Dataset entries
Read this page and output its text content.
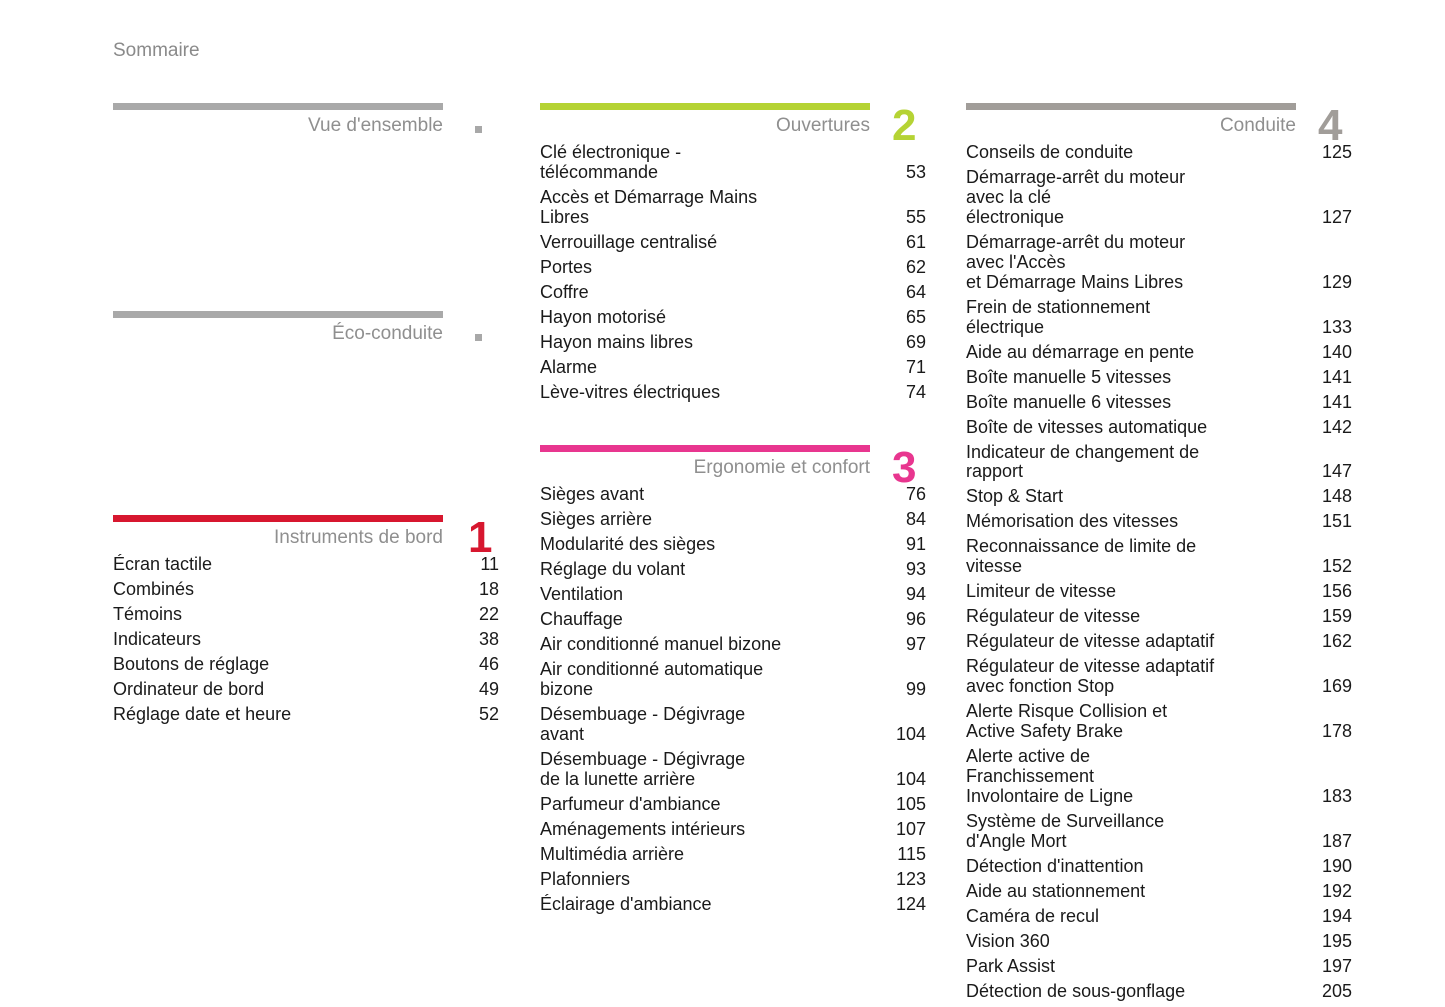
Sommaire
Vue d'ensemble
Éco-conduite
Instruments de bord 1
Écran tactile	11
Combinés	18
Témoins	22
Indicateurs	38
Boutons de réglage	46
Ordinateur de bord	49
Réglage date et heure	52
Ouvertures 2
Clé électronique - télécommande	53
Accès et Démarrage Mains Libres	55
Verrouillage centralisé	61
Portes	62
Coffre	64
Hayon motorisé	65
Hayon mains libres	69
Alarme	71
Lève-vitres électriques	74
Ergonomie et confort 3
Sièges avant	76
Sièges arrière	84
Modularité des sièges	91
Réglage du volant	93
Ventilation	94
Chauffage	96
Air conditionné manuel bizone	97
Air conditionné automatique bizone	99
Désembuage - Dégivrage avant	104
Désembuage - Dégivrage
de la lunette arrière	104
Parfumeur d'ambiance	105
Aménagements intérieurs	107
Multimédia arrière	115
Plafonniers	123
Éclairage d'ambiance	124
Conduite 4
Conseils de conduite	125
Démarrage-arrêt du moteur avec la clé
électronique	127
Démarrage-arrêt du moteur avec l'Accès
et Démarrage Mains Libres	129
Frein de stationnement électrique	133
Aide au démarrage en pente	140
Boîte manuelle 5 vitesses	141
Boîte manuelle 6 vitesses	141
Boîte de vitesses automatique	142
Indicateur de changement de rapport	147
Stop & Start	148
Mémorisation des vitesses	151
Reconnaissance de limite de vitesse	152
Limiteur de vitesse	156
Régulateur de vitesse	159
Régulateur de vitesse adaptatif	162
Régulateur de vitesse adaptatif
avec fonction Stop	169
Alerte Risque Collision et
Active Safety Brake	178
Alerte active de Franchissement
Involontaire de Ligne	183
Système de Surveillance d'Angle Mort	187
Détection d'inattention	190
Aide au stationnement	192
Caméra de recul	194
Vision 360	195
Park Assist	197
Détection de sous-gonflage	205
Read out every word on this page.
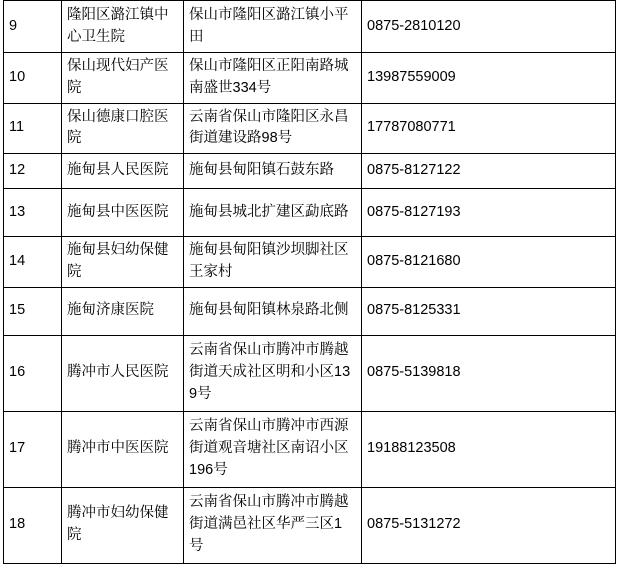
9	隆阳区潞江镇中心卫生院	保山市隆阳区潞江镇小平田	0875-2810120
10	保山现代妇产医院	保山市隆阳区正阳南路城南盛世334号	13987559009
11	保山德康口腔医院	云南省保山市隆阳区永昌街道建设路98号	17787080771
12	施甸县人民医院	施甸县甸阳镇石鼓东路	0875-8127122
13	施甸县中医医院	施甸县城北扩建区勐底路	0875-8127193
14	施甸县妇幼保健院	施甸县甸阳镇沙坝脚社区王家村	0875-8121680
15	施甸济康医院	施甸县甸阳镇林泉路北侧	0875-8125331
16	腾冲市人民医院	云南省保山市腾冲市腾越街道天成社区明和小区139号	0875-5139818
17	腾冲市中医医院	云南省保山市腾冲市西源街道观音塘社区南诏小区196号	19188123508
18	腾冲市妇幼保健院	云南省保山市腾冲市腾越街道满邑社区华严三区1号	0875-5131272
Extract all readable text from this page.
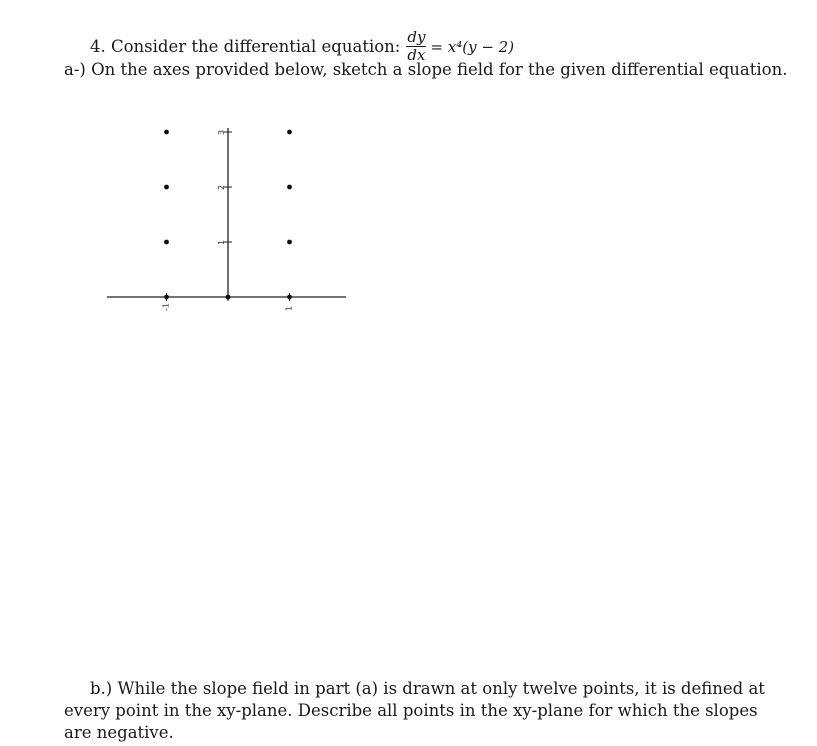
4.
Consider the differential equation: $\frac{dy}{dx} = x^4(y - 2)$
a-) On the axes provided below, sketch a slope field for the given differential equation.
-1	1
1
2
3
b.) While the slope field in part (a) is drawn at only twelve points, it is defined at every point in the xy-plane. Describe all points in the xy-plane for which the slopes are negative.
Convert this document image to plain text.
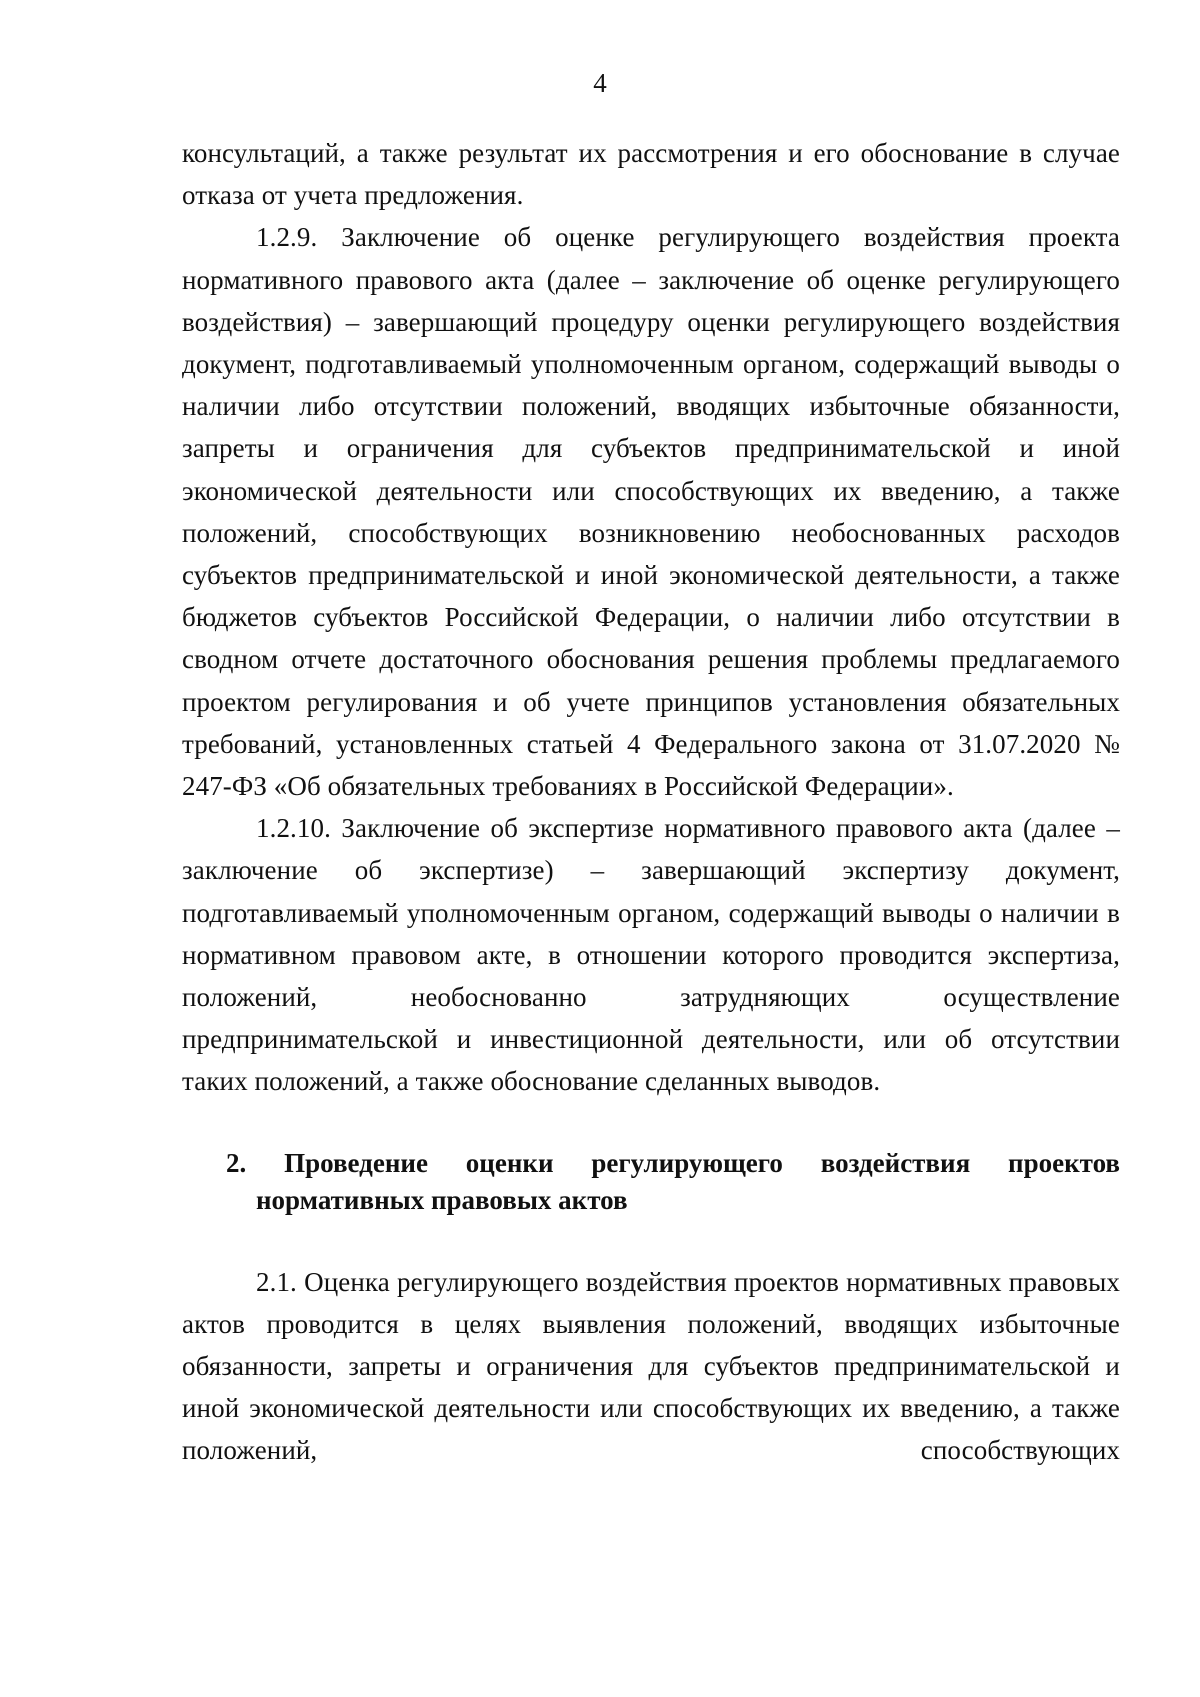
4

консультаций, а также результат их рассмотрения и его обоснование в случае отказа от учета предложения.

1.2.9. Заключение об оценке регулирующего воздействия проекта нормативного правового акта (далее – заключение об оценке регулирующего воздействия) – завершающий процедуру оценки регулирующего воздействия документ, подготавливаемый уполномоченным органом, содержащий выводы о наличии либо отсутствии положений, вводящих избыточные обязанности, запреты и ограничения для субъектов предпринимательской и иной экономической деятельности или способствующих их введению, а также положений, способствующих возникновению необоснованных расходов субъектов предпринимательской и иной экономической деятельности, а также бюджетов субъектов Российской Федерации, о наличии либо отсутствии в сводном отчете достаточного обоснования решения проблемы предлагаемого проектом регулирования и об учете принципов установления обязательных требований, установленных статьей 4 Федерального закона от 31.07.2020 № 247-ФЗ «Об обязательных требованиях в Российской Федерации».

1.2.10. Заключение об экспертизе нормативного правового акта (далее – заключение об экспертизе) – завершающий экспертизу документ, подготавливаемый уполномоченным органом, содержащий выводы о наличии в нормативном правовом акте, в отношении которого проводится экспертиза, положений, необоснованно затрудняющих осуществление предпринимательской и инвестиционной деятельности, или об отсутствии таких положений, а также обоснование сделанных выводов.

2. Проведение оценки регулирующего воздействия проектов нормативных правовых актов

2.1. Оценка регулирующего воздействия проектов нормативных правовых актов проводится в целях выявления положений, вводящих избыточные обязанности, запреты и ограничения для субъектов предпринимательской и иной экономической деятельности или способствующих их введению, а также положений, способствующих
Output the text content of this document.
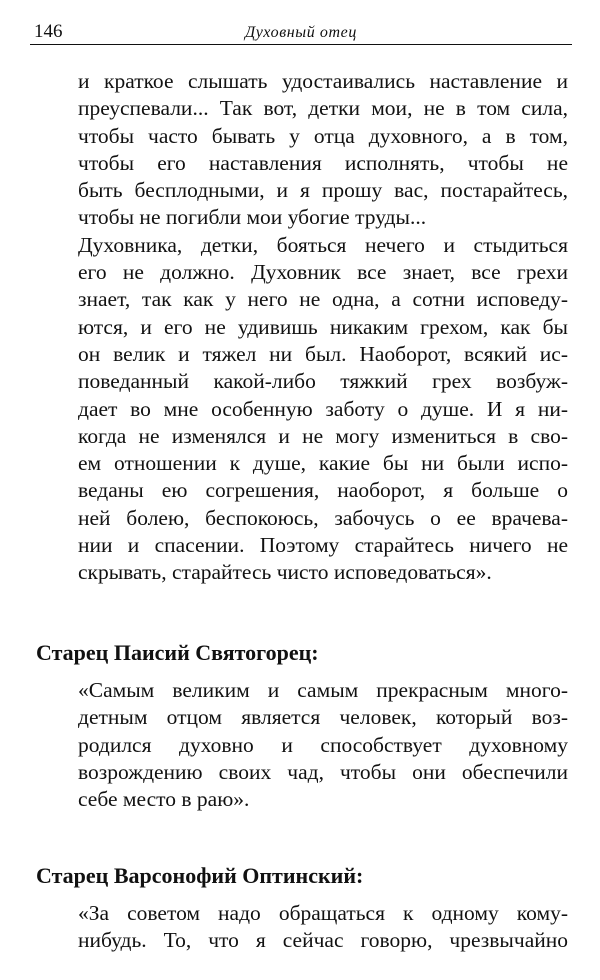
146	Духовный отец
и краткое слышать удостаивались наставление и
преуспевали... Так вот, детки мои, не в том сила,
чтобы часто бывать у отца духовного, а в том,
чтобы его наставления исполнять, чтобы не
быть бесплодными, и я прошу вас, постарайтесь,
чтобы не погибли мои убогие труды...
Духовника, детки, бояться нечего и стыдиться
его не должно. Духовник все знает, все грехи
знает, так как у него не одна, а сотни исповеду-
ются, и его не удивишь никаким грехом, как бы
он велик и тяжел ни был. Наоборот, всякий ис-
поведанный какой-либо тяжкий грех возбуж-
дает во мне особенную заботу о душе. И я ни-
когда не изменялся и не могу измениться в сво-
ем отношении к душе, какие бы ни были испо-
веданы ею согрешения, наоборот, я больше о
ней болею, беспокоюсь, забочусь о ее врачева-
нии и спасении. Поэтому старайтесь ничего не
скрывать, старайтесь чисто исповедоваться».
Старец Паисий Святогорец:
«Самым великим и самым прекрасным много-
детным отцом является человек, который воз-
родился духовно и способствует духовному
возрождению своих чад, чтобы они обеспечили
себе место в раю».
Старец Варсонофий Оптинский:
«За советом надо обращаться к одному кому-
нибудь. То, что я сейчас говорю, чрезвычайно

* Written task *
From the entries above, copy every line where the word "page" shows up.

* Final result *
Read this page and output its text content.
Read out every word on this page.
Extract all readable text from this page.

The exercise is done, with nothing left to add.